**Records supplied**:
· · · ·

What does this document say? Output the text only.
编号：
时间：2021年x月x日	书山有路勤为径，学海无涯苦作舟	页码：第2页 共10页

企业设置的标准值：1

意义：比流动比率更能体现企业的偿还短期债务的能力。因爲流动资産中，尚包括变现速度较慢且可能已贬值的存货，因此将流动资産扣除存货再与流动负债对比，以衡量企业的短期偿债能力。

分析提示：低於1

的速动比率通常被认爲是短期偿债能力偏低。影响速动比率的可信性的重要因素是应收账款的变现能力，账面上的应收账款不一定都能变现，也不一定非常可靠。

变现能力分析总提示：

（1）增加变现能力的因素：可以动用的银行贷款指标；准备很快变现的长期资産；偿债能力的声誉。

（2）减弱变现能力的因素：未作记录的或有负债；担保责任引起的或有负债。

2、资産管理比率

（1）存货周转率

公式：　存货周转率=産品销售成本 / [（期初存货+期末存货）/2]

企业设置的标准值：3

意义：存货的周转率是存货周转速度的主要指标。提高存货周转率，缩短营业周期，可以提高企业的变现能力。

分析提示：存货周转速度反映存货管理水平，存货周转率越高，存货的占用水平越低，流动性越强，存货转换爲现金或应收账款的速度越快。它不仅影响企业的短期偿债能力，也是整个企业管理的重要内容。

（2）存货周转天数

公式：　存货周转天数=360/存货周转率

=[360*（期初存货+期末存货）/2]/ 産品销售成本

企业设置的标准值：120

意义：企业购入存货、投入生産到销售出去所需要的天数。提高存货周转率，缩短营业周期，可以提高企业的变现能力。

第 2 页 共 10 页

· · · ·

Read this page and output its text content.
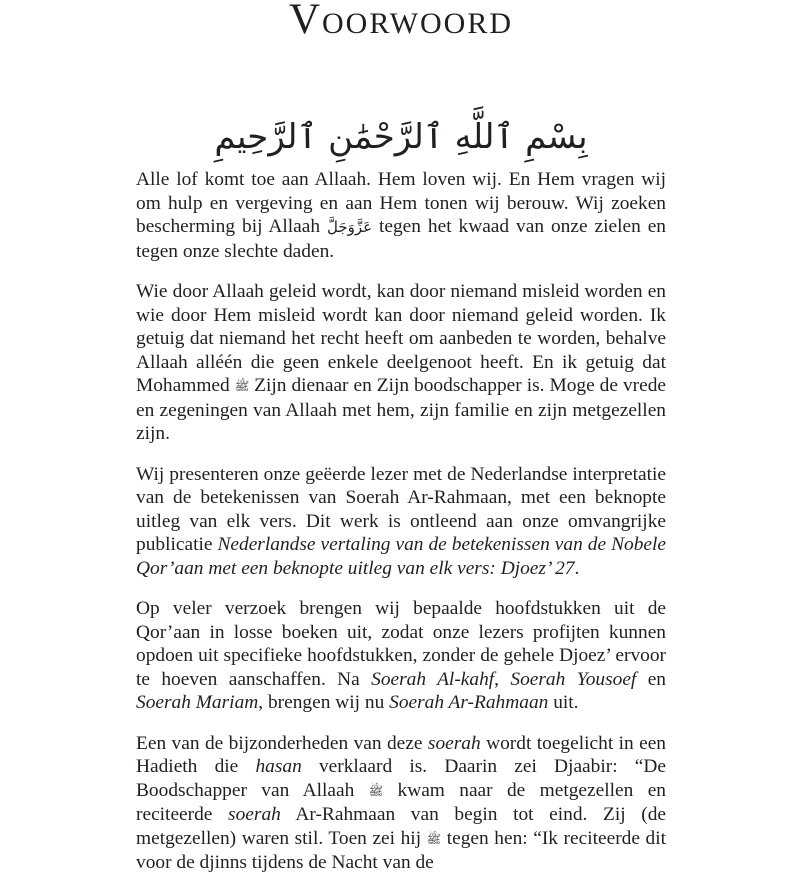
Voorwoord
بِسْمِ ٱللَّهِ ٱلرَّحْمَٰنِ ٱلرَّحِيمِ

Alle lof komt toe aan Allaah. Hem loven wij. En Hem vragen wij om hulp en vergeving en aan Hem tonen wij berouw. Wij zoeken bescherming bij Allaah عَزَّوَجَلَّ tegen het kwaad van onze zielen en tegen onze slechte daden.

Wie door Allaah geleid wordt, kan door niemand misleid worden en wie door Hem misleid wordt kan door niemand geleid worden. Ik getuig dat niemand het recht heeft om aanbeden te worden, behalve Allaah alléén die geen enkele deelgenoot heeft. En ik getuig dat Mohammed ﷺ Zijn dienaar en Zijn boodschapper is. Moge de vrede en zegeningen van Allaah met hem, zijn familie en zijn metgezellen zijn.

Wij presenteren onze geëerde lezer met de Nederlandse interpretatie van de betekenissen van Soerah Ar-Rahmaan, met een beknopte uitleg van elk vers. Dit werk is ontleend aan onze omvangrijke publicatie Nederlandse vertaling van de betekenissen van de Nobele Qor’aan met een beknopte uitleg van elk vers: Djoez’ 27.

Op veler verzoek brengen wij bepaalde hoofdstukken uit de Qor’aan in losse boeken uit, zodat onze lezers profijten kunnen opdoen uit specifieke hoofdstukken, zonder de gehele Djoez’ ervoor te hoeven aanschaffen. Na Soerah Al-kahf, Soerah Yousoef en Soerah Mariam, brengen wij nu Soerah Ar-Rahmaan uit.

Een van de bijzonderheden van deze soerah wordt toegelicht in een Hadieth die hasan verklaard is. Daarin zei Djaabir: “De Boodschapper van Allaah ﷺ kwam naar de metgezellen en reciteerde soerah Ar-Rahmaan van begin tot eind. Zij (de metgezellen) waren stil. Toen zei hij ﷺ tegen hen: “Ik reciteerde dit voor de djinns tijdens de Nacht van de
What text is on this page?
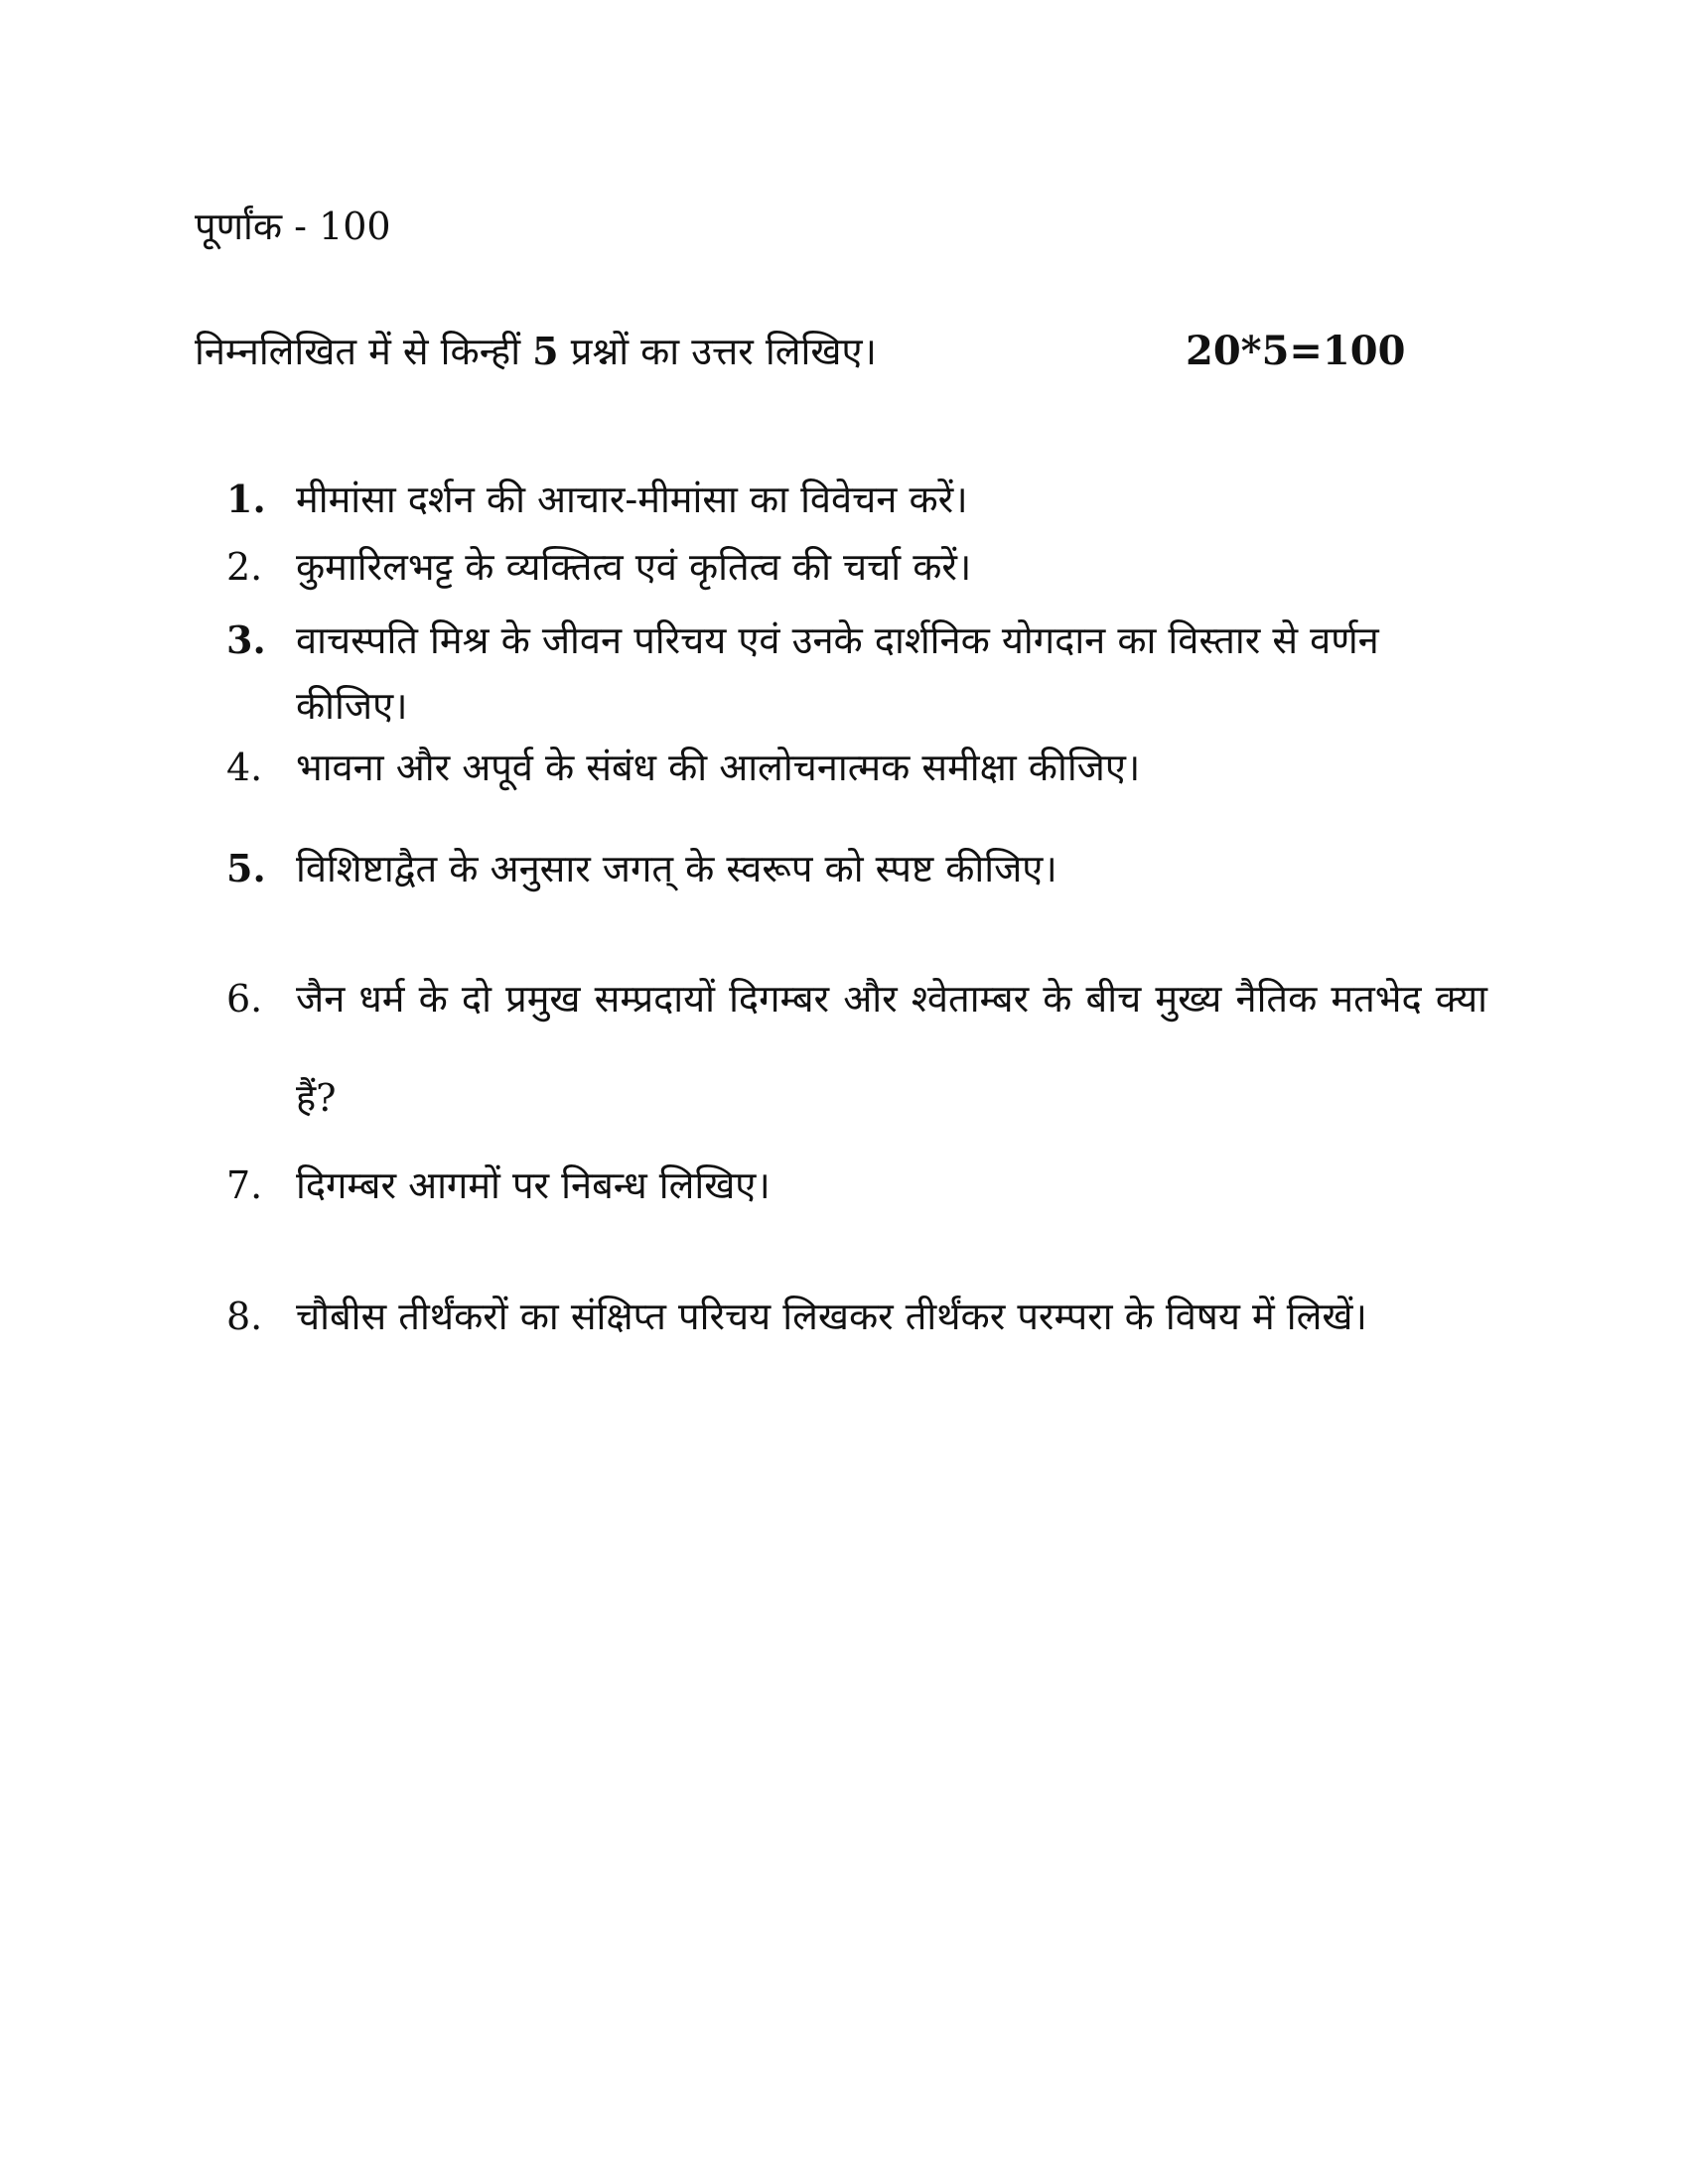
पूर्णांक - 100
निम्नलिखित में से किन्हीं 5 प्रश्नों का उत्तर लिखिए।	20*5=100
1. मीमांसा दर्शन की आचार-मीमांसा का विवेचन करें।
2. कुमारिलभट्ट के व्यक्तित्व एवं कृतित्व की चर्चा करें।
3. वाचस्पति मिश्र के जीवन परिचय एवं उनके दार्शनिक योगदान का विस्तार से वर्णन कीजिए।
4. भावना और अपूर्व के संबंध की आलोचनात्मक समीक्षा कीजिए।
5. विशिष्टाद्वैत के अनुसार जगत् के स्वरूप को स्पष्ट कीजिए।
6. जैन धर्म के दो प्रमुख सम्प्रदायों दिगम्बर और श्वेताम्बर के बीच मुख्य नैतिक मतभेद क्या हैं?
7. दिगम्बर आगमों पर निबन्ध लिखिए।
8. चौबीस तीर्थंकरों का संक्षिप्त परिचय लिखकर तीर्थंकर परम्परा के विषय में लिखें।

· · · ·

**To be done**:
From the data above, work out how many lines contain the string "缩短营业周期" and reply with only the number.

**Output below**:
2